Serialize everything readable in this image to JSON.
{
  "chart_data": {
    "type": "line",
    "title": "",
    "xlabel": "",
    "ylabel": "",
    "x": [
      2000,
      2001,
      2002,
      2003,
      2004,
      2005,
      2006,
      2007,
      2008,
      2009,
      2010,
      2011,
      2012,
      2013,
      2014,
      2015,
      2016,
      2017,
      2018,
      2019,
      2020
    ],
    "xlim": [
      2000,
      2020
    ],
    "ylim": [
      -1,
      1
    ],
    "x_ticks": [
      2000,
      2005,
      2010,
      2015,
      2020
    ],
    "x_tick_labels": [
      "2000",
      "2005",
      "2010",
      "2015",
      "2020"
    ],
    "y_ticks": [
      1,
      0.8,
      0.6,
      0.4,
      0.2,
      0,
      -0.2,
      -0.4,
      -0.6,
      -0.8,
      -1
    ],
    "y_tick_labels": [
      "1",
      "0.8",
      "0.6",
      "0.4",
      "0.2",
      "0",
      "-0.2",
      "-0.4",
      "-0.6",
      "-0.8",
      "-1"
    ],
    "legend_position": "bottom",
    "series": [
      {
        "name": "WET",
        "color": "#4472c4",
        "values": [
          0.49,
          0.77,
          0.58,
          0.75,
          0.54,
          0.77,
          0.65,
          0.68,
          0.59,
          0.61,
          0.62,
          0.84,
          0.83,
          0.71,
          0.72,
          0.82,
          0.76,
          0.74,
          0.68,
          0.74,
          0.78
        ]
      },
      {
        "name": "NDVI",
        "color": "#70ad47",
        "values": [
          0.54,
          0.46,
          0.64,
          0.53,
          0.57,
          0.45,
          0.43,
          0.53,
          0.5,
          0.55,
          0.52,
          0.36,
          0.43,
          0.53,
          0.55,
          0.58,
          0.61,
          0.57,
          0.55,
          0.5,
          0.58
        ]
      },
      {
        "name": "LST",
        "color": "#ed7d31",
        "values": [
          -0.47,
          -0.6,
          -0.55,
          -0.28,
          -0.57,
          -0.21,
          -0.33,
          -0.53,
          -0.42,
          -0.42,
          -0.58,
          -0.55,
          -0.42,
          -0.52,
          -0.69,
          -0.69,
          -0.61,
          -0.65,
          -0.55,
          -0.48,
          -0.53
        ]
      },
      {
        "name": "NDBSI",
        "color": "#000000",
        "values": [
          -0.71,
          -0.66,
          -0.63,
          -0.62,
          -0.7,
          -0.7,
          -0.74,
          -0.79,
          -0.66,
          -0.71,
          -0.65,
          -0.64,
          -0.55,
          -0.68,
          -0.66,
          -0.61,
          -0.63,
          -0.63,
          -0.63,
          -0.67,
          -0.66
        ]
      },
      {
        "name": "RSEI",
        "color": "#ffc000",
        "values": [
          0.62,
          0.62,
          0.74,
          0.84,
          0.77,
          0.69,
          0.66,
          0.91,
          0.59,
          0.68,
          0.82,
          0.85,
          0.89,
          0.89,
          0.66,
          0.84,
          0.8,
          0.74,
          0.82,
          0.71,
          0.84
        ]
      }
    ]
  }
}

──────────────────────────────

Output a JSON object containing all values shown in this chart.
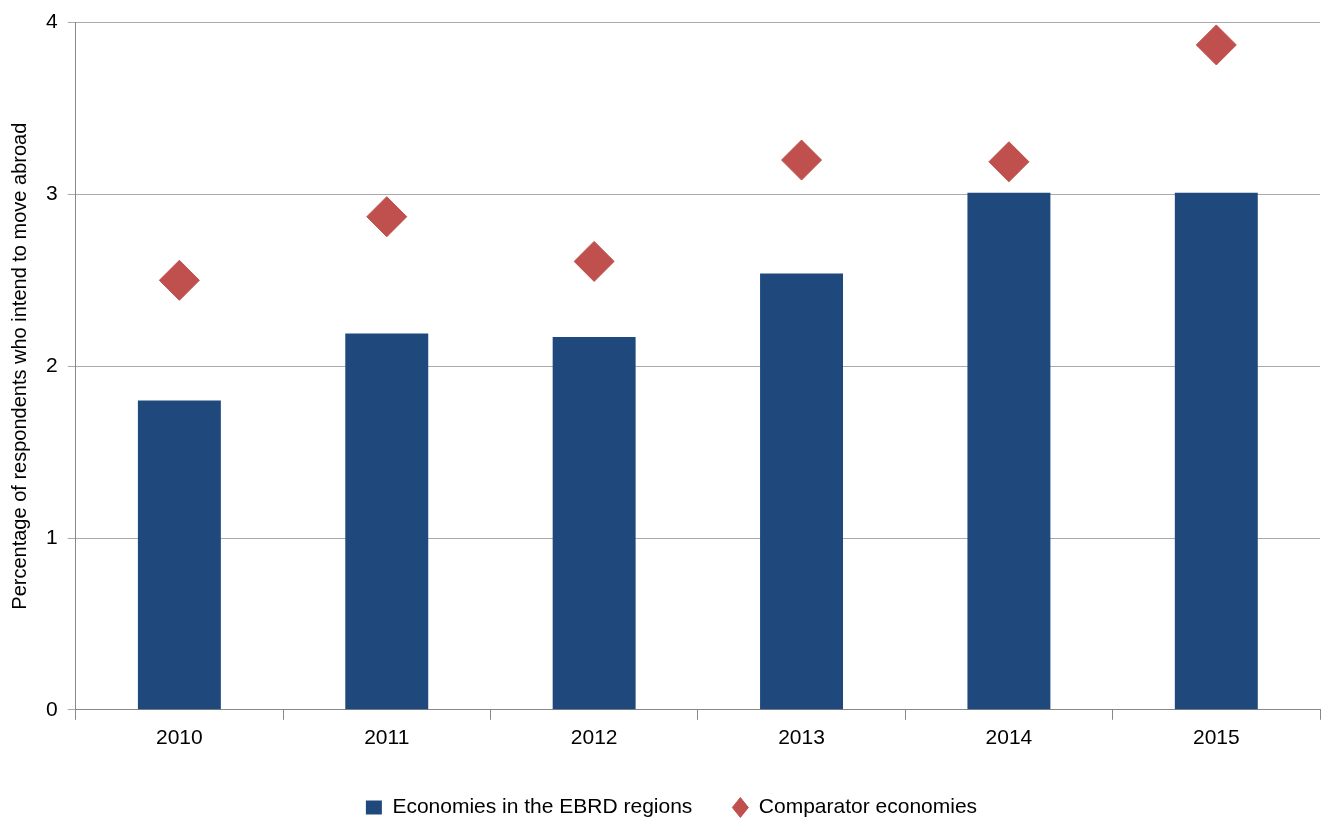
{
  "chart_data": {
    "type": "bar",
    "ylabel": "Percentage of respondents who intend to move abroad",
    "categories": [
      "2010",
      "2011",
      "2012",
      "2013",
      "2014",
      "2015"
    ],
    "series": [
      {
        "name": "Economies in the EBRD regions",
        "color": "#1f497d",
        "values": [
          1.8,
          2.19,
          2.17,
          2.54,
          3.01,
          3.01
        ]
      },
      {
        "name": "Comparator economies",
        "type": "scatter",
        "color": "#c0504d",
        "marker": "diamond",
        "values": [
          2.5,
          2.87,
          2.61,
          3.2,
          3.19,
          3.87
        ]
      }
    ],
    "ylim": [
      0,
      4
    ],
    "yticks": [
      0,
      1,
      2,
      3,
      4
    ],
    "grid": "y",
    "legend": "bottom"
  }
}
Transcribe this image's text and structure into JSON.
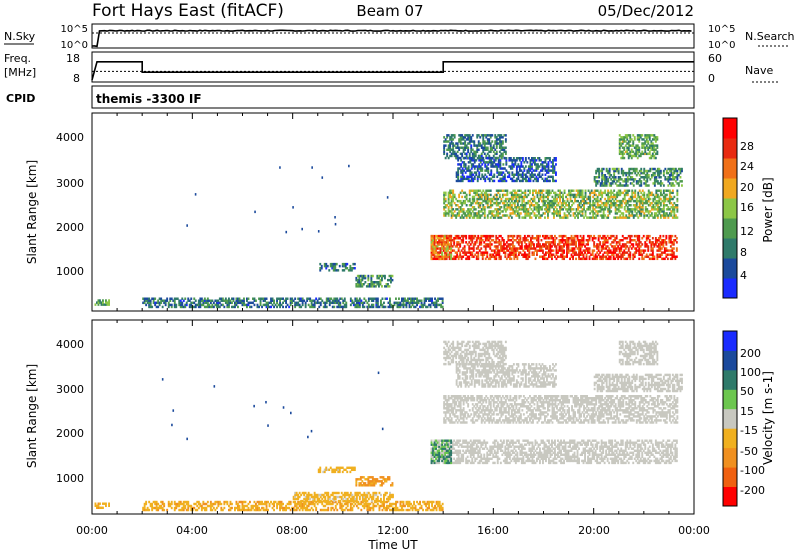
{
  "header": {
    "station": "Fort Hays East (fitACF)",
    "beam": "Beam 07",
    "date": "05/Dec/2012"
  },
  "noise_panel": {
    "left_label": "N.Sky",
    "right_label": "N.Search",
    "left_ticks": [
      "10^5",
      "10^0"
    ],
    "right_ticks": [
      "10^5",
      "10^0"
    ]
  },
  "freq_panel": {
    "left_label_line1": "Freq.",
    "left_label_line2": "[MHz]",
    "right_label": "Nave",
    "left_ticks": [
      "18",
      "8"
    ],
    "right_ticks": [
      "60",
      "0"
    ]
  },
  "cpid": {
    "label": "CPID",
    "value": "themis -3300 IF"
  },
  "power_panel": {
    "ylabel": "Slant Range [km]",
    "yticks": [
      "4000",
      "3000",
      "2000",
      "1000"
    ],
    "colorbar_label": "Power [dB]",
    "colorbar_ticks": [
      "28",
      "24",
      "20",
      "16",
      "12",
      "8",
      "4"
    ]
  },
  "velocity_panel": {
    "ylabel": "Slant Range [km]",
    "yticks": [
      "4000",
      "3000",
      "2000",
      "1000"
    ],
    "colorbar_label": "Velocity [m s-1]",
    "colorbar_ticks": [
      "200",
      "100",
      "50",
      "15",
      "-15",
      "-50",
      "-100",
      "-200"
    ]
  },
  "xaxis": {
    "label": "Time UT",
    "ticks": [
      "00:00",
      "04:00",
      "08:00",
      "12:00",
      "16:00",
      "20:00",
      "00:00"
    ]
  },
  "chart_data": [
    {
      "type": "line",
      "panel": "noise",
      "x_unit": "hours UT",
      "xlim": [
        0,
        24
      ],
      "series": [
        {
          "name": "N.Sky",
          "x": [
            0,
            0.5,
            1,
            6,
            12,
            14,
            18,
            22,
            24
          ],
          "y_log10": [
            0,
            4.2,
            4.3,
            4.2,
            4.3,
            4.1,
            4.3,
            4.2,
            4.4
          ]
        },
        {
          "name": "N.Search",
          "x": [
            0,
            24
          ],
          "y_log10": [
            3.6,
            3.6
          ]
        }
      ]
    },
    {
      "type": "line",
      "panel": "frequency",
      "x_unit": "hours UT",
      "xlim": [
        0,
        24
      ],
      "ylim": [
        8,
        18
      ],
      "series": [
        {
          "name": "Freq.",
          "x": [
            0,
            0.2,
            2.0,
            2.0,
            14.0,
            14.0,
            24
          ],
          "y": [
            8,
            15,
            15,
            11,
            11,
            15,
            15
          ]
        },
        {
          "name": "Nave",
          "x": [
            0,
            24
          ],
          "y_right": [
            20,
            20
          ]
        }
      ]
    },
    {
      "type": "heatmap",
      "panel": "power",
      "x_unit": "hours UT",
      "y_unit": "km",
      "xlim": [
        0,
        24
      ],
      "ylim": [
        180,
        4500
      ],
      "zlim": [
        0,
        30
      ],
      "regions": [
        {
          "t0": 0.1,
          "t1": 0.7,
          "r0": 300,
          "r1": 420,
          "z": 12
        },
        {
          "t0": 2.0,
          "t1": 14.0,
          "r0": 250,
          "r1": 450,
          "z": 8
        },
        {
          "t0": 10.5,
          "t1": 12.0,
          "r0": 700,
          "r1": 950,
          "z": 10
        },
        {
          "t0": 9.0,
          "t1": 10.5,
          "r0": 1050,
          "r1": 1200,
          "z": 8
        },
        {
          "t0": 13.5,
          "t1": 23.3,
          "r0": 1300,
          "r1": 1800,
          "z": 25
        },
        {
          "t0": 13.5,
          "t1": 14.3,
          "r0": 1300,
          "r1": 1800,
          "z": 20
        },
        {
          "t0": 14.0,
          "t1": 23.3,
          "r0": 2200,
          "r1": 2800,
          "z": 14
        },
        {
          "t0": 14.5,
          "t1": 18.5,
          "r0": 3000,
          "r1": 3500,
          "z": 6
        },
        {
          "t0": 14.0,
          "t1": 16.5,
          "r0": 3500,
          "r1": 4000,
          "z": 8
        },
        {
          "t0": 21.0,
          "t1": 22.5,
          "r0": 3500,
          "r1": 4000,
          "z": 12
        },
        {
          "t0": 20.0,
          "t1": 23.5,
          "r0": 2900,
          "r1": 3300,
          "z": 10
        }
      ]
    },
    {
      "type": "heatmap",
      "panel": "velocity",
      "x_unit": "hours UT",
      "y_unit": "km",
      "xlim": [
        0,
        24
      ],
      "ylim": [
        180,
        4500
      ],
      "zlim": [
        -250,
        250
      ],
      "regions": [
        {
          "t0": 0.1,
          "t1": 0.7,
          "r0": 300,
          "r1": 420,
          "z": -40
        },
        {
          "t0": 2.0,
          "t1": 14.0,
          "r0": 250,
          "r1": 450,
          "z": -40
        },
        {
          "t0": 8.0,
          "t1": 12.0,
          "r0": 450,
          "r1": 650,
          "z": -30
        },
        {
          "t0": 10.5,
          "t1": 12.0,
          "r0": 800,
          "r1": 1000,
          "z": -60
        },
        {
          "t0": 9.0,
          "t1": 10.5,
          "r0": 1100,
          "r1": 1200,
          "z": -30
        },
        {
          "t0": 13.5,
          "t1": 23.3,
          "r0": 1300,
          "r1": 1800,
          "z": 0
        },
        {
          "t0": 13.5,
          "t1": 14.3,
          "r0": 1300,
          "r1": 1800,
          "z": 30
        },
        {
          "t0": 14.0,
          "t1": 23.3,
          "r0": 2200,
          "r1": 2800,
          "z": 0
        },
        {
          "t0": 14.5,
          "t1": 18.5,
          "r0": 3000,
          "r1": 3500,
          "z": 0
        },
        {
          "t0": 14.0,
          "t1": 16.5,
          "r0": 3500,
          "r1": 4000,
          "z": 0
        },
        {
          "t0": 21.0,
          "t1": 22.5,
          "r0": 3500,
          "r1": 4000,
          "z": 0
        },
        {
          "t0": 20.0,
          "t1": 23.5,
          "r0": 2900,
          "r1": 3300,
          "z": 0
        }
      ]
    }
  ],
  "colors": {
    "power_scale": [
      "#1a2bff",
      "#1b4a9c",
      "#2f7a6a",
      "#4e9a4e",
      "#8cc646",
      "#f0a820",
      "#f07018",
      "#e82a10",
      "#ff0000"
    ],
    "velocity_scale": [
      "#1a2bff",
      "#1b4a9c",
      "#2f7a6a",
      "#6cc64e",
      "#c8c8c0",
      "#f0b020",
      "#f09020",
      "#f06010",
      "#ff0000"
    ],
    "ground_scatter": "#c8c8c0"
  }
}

──────────────────────────────

List every line from the entries above in which "JSON" appears.

Serialize everything readable in this image to JSON.
Output a JSON object containing all values shown in this chart.
Transcribe this image's text and structure into JSON.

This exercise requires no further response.